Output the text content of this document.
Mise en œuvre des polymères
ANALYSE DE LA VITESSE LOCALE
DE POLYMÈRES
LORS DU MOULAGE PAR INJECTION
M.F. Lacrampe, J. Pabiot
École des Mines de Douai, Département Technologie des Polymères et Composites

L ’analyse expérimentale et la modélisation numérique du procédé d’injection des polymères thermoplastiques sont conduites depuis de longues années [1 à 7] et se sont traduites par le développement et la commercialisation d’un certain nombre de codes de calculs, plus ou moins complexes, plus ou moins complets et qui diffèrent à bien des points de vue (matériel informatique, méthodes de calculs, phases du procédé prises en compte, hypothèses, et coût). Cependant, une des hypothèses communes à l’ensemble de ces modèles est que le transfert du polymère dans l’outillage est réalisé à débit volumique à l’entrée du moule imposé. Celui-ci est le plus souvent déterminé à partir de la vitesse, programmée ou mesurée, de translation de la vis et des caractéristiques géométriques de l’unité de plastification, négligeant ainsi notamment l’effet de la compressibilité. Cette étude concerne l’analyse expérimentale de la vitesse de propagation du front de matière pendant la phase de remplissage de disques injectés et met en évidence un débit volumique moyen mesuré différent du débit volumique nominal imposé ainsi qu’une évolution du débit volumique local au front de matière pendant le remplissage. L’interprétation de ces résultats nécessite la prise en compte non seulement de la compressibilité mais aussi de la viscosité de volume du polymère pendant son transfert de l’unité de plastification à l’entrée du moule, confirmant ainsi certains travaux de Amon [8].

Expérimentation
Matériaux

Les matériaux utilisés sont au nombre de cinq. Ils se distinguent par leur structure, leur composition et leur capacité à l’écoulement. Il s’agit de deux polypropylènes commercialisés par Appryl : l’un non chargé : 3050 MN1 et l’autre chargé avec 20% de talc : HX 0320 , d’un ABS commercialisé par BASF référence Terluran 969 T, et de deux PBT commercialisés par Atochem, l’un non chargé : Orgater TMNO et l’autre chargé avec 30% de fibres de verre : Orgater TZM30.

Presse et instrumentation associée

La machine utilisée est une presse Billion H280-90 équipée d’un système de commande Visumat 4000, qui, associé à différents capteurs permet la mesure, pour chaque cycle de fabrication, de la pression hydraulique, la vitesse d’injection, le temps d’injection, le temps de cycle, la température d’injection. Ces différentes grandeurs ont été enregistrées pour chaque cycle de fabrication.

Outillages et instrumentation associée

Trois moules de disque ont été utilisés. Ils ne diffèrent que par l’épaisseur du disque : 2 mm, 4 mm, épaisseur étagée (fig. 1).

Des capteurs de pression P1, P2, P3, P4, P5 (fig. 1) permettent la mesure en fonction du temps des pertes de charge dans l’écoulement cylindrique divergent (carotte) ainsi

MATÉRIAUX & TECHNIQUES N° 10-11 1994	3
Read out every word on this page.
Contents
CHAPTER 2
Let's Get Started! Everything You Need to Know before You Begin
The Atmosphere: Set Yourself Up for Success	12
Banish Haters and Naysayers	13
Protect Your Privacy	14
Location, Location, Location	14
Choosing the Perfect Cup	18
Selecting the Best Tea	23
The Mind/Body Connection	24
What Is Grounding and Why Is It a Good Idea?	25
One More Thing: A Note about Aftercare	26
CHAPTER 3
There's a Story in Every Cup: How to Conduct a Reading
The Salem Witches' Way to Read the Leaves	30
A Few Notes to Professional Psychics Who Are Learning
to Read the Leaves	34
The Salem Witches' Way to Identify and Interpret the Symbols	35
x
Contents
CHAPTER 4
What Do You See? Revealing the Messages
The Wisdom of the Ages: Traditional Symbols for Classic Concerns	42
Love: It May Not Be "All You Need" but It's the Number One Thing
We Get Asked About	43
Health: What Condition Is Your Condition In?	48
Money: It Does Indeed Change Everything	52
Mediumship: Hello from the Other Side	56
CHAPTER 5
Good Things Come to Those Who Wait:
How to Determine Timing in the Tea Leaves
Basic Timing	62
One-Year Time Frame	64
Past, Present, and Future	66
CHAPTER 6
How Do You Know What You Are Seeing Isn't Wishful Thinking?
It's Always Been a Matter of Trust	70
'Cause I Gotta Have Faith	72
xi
__________________________________________________
**Stated problem:**
Reproduce the records above exactly.

**Response to the exercise:**
Output the text content of this document.
Mise en œuvre des polymères
ANALYSE DE LA VITESSE LOCALE
DE POLYMÈRES
LORS DU MOULAGE PAR INJECTION
M.F. Lacrampe, J. Pabiot
École des Mines de Douai, Département Technologie des Polymères et Composites

L ’analyse expérimentale et la modélisation numérique du procédé d’injection des polymères thermoplastiques sont conduites depuis de longues années [1 à 7] et se sont traduites par le développement et la commercialisation d’un certain nombre de codes de calculs, plus ou moins complexes, plus ou moins complets et qui diffèrent à bien des points de vue (matériel informatique, méthodes de calculs, phases du procédé prises en compte, hypothèses, et coût). Cependant, une des hypothèses communes à l’ensemble de ces modèles est que le transfert du polymère dans l’outillage est réalisé à débit volumique à l’entrée du moule imposé. Celui-ci est le plus souvent déterminé à partir de la vitesse, programmée ou mesurée, de translation de la vis et des caractéristiques géométriques de l’unité de plastification, négligeant ainsi notamment l’effet de la compressibilité. Cette étude concerne l’analyse expérimentale de la vitesse de propagation du front de matière pendant la phase de remplissage de disques injectés et met en évidence un débit volumique moyen mesuré différent du débit volumique nominal imposé ainsi qu’une évolution du débit volumique local au front de matière pendant le remplissage. L’interprétation de ces résultats nécessite la prise en compte non seulement de la compressibilité mais aussi de la viscosité de volume du polymère pendant son transfert de l’unité de plastification à l’entrée du moule, confirmant ainsi certains travaux de Amon [8].

Expérimentation
Matériaux

Les matériaux utilisés sont au nombre de cinq. Ils se distinguent par leur structure, leur composition et leur capacité à l’écoulement. Il s’agit de deux polypropylènes commercialisés par Appryl : l’un non chargé : 3050 MN1 et l’autre chargé avec 20% de talc : HX 0320 , d’un ABS commercialisé par BASF référence Terluran 969 T, et de deux PBT commercialisés par Atochem, l’un non chargé : Orgater TMNO et l’autre chargé avec 30% de fibres de verre : Orgater TZM30.

Presse et instrumentation associée

La machine utilisée est une presse Billion H280-90 équipée d’un système de commande Visumat 4000, qui, associé à différents capteurs permet la mesure, pour chaque cycle de fabrication, de la pression hydraulique, la vitesse d’injection, le temps d’injection, le temps de cycle, la température d’injection. Ces différentes grandeurs ont été enregistrées pour chaque cycle de fabrication.

Outillages et instrumentation associée

Trois moules de disque ont été utilisés. Ils ne diffèrent que par l’épaisseur du disque : 2 mm, 4 mm, épaisseur étagée (fig. 1).

Des capteurs de pression P1, P2, P3, P4, P5 (fig. 1) permettent la mesure en fonction du temps des pertes de charge dans l’écoulement cylindrique divergent (carotte) ainsi

MATÉRIAUX & TECHNIQUES N° 10-11 1994	3
Read out every word on this page.
Contents
CHAPTER 2
Let's Get Started! Everything You Need to Know before You Begin
The Atmosphere: Set Yourself Up for Success	12
Banish Haters and Naysayers	13
Protect Your Privacy	14
Location, Location, Location	14
Choosing the Perfect Cup	18
Selecting the Best Tea	23
The Mind/Body Connection	24
What Is Grounding and Why Is It a Good Idea?	25
One More Thing: A Note about Aftercare	26
CHAPTER 3
There's a Story in Every Cup: How to Conduct a Reading
The Salem Witches' Way to Read the Leaves	30
A Few Notes to Professional Psychics Who Are Learning
to Read the Leaves	34
The Salem Witches' Way to Identify and Interpret the Symbols	35
x
Contents
CHAPTER 4
What Do You See? Revealing the Messages
The Wisdom of the Ages: Traditional Symbols for Classic Concerns	42
Love: It May Not Be "All You Need" but It's the Number One Thing
We Get Asked About	43
Health: What Condition Is Your Condition In?	48
Money: It Does Indeed Change Everything	52
Mediumship: Hello from the Other Side	56
CHAPTER 5
Good Things Come to Those Who Wait:
How to Determine Timing in the Tea Leaves
Basic Timing	62
One-Year Time Frame	64
Past, Present, and Future	66
CHAPTER 6
How Do You Know What You Are Seeing Isn't Wishful Thinking?
It's Always Been a Matter of Trust	70
'Cause I Gotta Have Faith	72
xi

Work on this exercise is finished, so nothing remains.